Task directions: Quote the entries word for word. Omit the pictures.

Available data:
begin

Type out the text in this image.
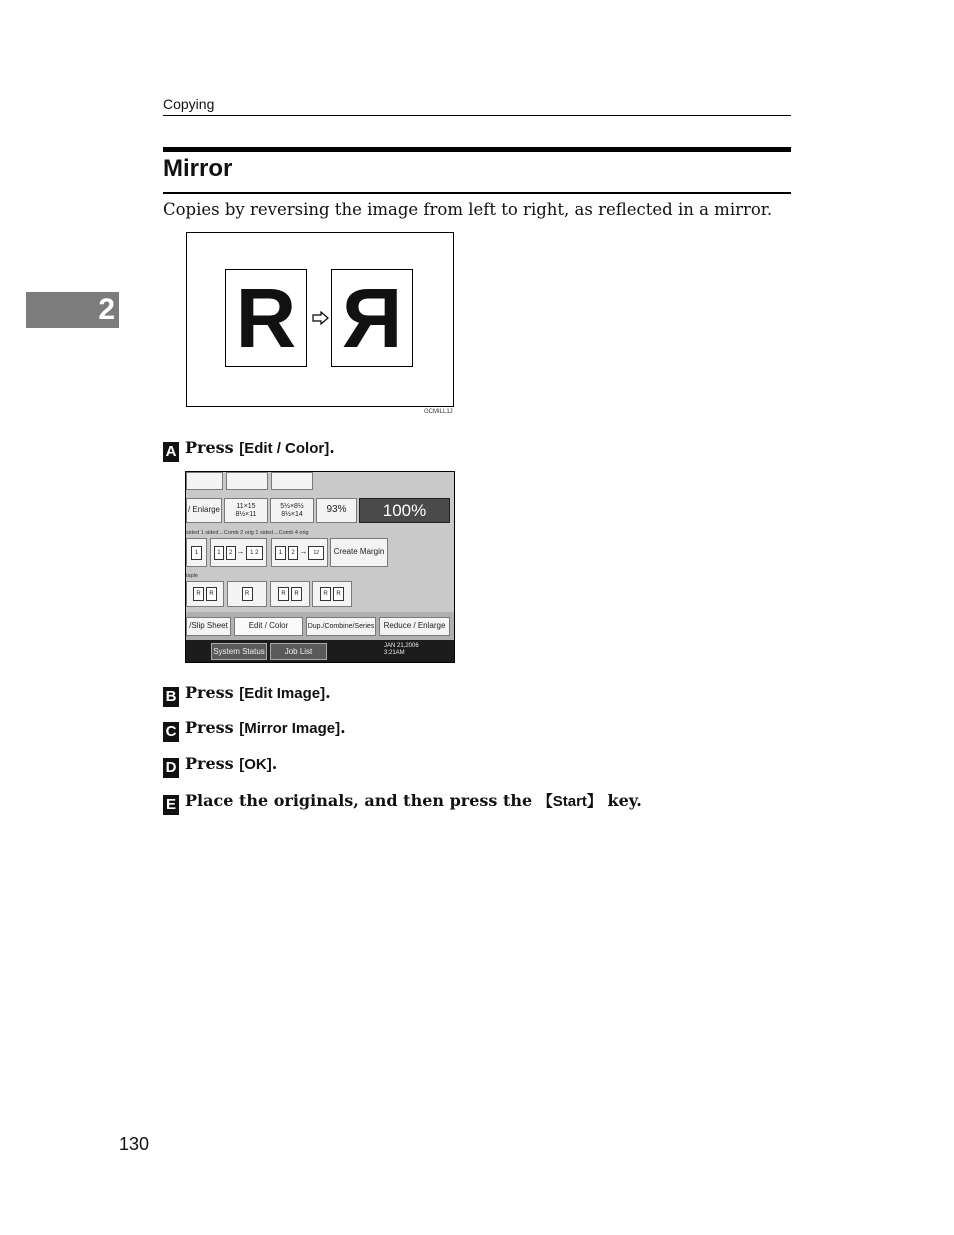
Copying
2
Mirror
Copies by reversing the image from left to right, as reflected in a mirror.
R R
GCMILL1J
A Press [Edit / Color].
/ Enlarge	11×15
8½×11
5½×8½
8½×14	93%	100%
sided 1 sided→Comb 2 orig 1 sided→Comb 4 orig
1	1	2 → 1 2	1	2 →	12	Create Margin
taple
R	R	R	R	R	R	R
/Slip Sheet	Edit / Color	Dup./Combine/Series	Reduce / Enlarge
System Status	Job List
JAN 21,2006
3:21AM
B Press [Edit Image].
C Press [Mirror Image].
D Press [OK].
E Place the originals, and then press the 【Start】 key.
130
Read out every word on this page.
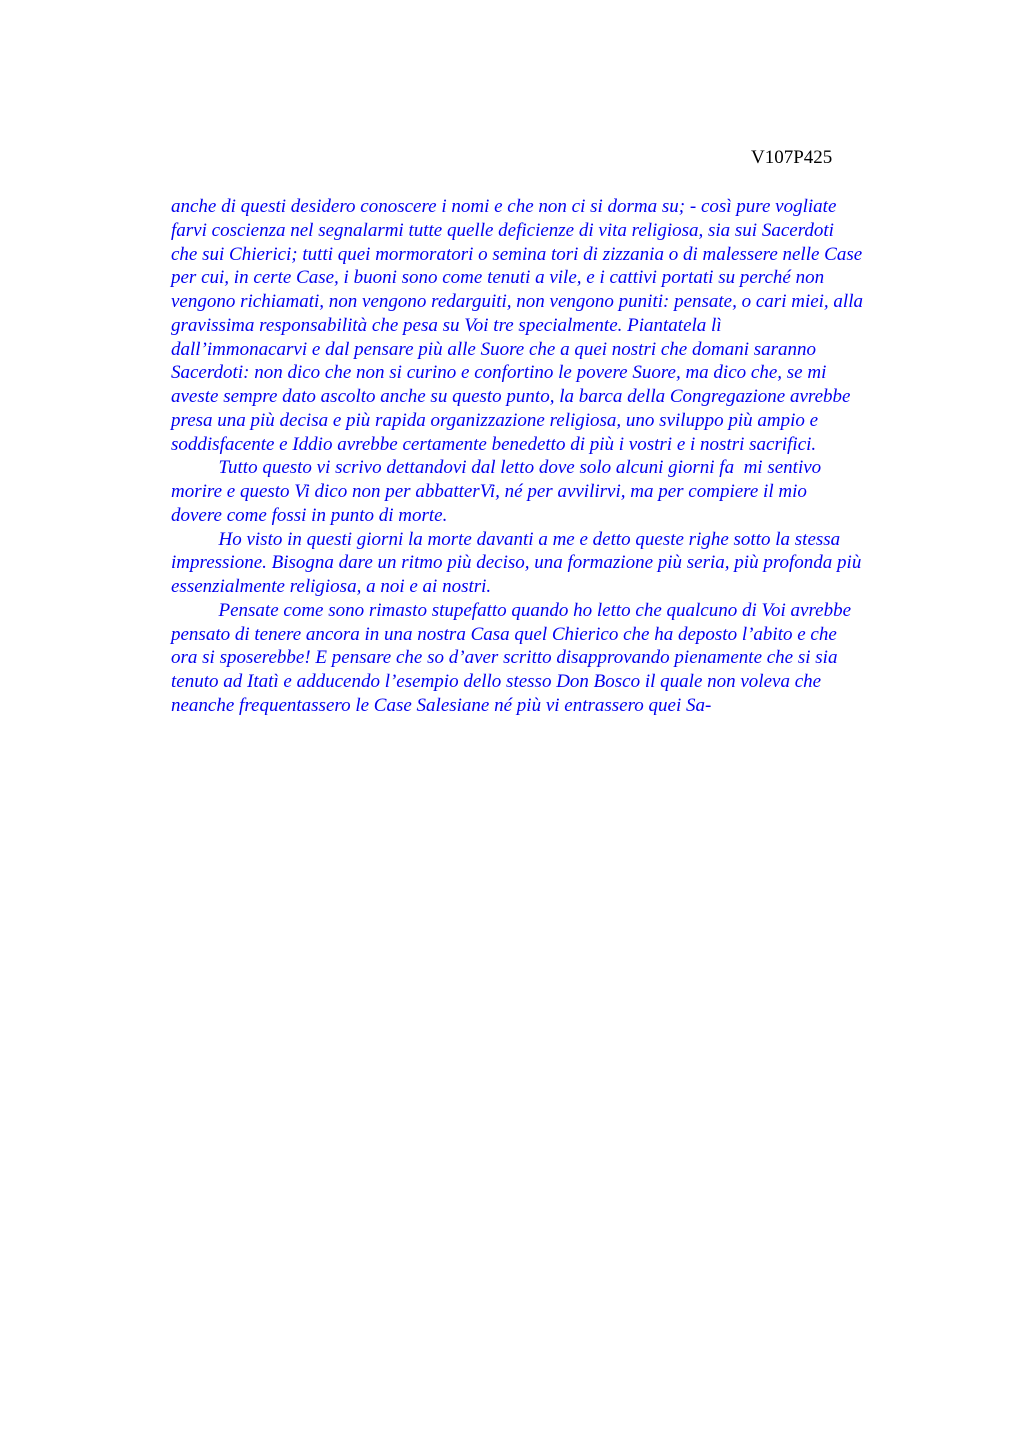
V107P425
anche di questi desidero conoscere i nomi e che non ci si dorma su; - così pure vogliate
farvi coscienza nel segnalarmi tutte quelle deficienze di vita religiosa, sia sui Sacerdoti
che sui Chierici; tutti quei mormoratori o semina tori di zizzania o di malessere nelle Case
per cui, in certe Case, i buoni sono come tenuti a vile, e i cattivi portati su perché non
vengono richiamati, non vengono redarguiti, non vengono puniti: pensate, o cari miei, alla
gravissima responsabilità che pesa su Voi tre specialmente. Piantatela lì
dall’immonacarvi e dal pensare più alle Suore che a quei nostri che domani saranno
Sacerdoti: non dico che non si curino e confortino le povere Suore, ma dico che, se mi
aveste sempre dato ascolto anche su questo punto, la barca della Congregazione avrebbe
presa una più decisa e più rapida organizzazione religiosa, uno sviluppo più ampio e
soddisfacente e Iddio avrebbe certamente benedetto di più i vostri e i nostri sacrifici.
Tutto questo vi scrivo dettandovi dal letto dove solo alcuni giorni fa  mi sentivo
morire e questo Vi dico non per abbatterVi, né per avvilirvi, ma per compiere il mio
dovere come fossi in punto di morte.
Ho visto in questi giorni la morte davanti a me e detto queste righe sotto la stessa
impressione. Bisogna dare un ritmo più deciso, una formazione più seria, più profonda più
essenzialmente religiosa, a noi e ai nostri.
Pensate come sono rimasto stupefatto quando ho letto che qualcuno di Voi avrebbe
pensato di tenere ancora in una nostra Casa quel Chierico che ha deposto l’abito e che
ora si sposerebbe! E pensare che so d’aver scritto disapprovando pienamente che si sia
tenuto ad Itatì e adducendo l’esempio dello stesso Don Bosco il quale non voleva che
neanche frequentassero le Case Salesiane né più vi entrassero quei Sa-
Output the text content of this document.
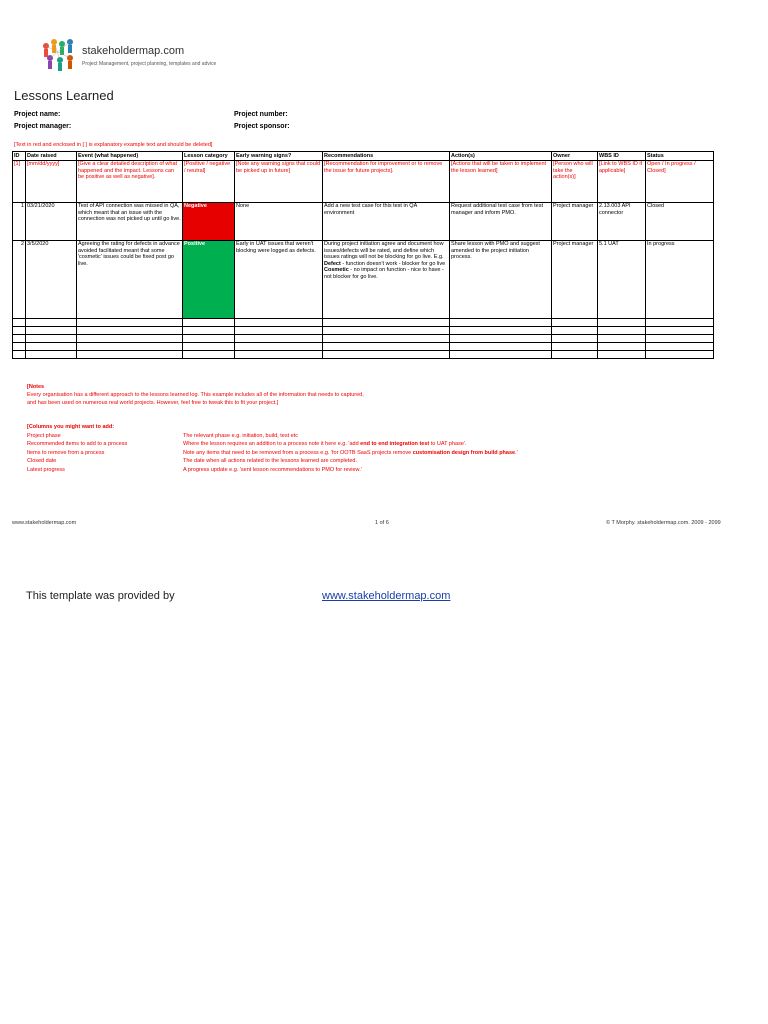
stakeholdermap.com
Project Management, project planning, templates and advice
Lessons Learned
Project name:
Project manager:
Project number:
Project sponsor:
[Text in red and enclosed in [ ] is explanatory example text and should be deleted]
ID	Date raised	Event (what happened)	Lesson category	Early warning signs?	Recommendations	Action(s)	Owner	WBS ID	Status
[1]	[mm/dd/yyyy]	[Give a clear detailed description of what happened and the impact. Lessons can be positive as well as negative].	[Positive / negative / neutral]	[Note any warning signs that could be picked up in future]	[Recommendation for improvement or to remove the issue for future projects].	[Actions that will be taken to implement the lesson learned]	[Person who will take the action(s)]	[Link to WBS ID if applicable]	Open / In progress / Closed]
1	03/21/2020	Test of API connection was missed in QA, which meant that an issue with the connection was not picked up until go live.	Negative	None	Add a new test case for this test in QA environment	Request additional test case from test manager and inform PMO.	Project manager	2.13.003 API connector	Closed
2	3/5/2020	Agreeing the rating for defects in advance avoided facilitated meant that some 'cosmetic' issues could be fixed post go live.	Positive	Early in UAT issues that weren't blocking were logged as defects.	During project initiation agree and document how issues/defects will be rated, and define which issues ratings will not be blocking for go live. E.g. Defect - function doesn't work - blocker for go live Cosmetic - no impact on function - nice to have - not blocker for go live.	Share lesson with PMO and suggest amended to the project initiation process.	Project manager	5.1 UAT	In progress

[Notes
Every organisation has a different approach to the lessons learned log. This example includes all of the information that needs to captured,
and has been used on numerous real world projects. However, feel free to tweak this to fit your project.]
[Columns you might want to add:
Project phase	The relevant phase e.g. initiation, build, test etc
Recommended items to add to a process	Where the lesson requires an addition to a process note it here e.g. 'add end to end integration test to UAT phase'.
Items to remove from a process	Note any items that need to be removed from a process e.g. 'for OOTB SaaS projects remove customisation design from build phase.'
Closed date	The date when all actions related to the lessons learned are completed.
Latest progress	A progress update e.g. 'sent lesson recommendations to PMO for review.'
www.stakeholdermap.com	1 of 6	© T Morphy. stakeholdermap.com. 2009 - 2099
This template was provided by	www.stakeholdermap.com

end

Written answer:
Type out the text in this image.
Copying
2
Mirror
Copies by reversing the image from left to right, as reflected in a mirror.
R R
GCMILL1J
A Press [Edit / Color].
/ Enlarge	11×15
8½×11
5½×8½
8½×14	93%	100%
sided 1 sided→Comb 2 orig 1 sided→Comb 4 orig
1	1	2 → 1 2	1	2 →	12	Create Margin
taple
R	R	R	R	R	R	R
/Slip Sheet	Edit / Color	Dup./Combine/Series	Reduce / Enlarge
System Status	Job List
JAN 21,2006
3:21AM
B Press [Edit Image].
C Press [Mirror Image].
D Press [OK].
E Place the originals, and then press the 【Start】 key.
130
Read out every word on this page.
V107P425
anche di questi desidero conoscere i nomi e che non ci si dorma su; - così pure vogliate
farvi coscienza nel segnalarmi tutte quelle deficienze di vita religiosa, sia sui Sacerdoti
che sui Chierici; tutti quei mormoratori o semina tori di zizzania o di malessere nelle Case
per cui, in certe Case, i buoni sono come tenuti a vile, e i cattivi portati su perché non
vengono richiamati, non vengono redarguiti, non vengono puniti: pensate, o cari miei, alla
gravissima responsabilità che pesa su Voi tre specialmente. Piantatela lì
dall’immonacarvi e dal pensare più alle Suore che a quei nostri che domani saranno
Sacerdoti: non dico che non si curino e confortino le povere Suore, ma dico che, se mi
aveste sempre dato ascolto anche su questo punto, la barca della Congregazione avrebbe
presa una più decisa e più rapida organizzazione religiosa, uno sviluppo più ampio e
soddisfacente e Iddio avrebbe certamente benedetto di più i vostri e i nostri sacrifici.
Tutto questo vi scrivo dettandovi dal letto dove solo alcuni giorni fa  mi sentivo
morire e questo Vi dico non per abbatterVi, né per avvilirvi, ma per compiere il mio
dovere come fossi in punto di morte.
Ho visto in questi giorni la morte davanti a me e detto queste righe sotto la stessa
impressione. Bisogna dare un ritmo più deciso, una formazione più seria, più profonda più
essenzialmente religiosa, a noi e ai nostri.
Pensate come sono rimasto stupefatto quando ho letto che qualcuno di Voi avrebbe
pensato di tenere ancora in una nostra Casa quel Chierico che ha deposto l’abito e che
ora si sposerebbe! E pensare che so d’aver scritto disapprovando pienamente che si sia
tenuto ad Itatì e adducendo l’esempio dello stesso Don Bosco il quale non voleva che
neanche frequentassero le Case Salesiane né più vi entrassero quei Sa-
Output the text content of this document.
stakeholdermap.com
Project Management, project planning, templates and advice
Lessons Learned
Project name:
Project manager:
Project number:
Project sponsor:
[Text in red and enclosed in [ ] is explanatory example text and should be deleted]
ID	Date raised	Event (what happened)	Lesson category	Early warning signs?	Recommendations	Action(s)	Owner	WBS ID	Status
[1]	[mm/dd/yyyy]	[Give a clear detailed description of what happened and the impact. Lessons can be positive as well as negative].	[Positive / negative / neutral]	[Note any warning signs that could be picked up in future]	[Recommendation for improvement or to remove the issue for future projects].	[Actions that will be taken to implement the lesson learned]	[Person who will take the action(s)]	[Link to WBS ID if applicable]	Open / In progress / Closed]
1	03/21/2020	Test of API connection was missed in QA, which meant that an issue with the connection was not picked up until go live.	Negative	None	Add a new test case for this test in QA environment	Request additional test case from test manager and inform PMO.	Project manager	2.13.003 API connector	Closed
2	3/5/2020	Agreeing the rating for defects in advance avoided facilitated meant that some 'cosmetic' issues could be fixed post go live.	Positive	Early in UAT issues that weren't blocking were logged as defects.	During project initiation agree and document how issues/defects will be rated, and define which issues ratings will not be blocking for go live. E.g. Defect - function doesn't work - blocker for go live Cosmetic - no impact on function - nice to have - not blocker for go live.	Share lesson with PMO and suggest amended to the project initiation process.	Project manager	5.1 UAT	In progress

[Notes
Every organisation has a different approach to the lessons learned log. This example includes all of the information that needs to captured,
and has been used on numerous real world projects. However, feel free to tweak this to fit your project.]
[Columns you might want to add:
Project phase	The relevant phase e.g. initiation, build, test etc
Recommended items to add to a process	Where the lesson requires an addition to a process note it here e.g. 'add end to end integration test to UAT phase'.
Items to remove from a process	Note any items that need to be removed from a process e.g. 'for OOTB SaaS projects remove customisation design from build phase.'
Closed date	The date when all actions related to the lessons learned are completed.
Latest progress	A progress update e.g. 'sent lesson recommendations to PMO for review.'
www.stakeholdermap.com	1 of 6	© T Morphy. stakeholdermap.com. 2009 - 2099
This template was provided by	www.stakeholdermap.com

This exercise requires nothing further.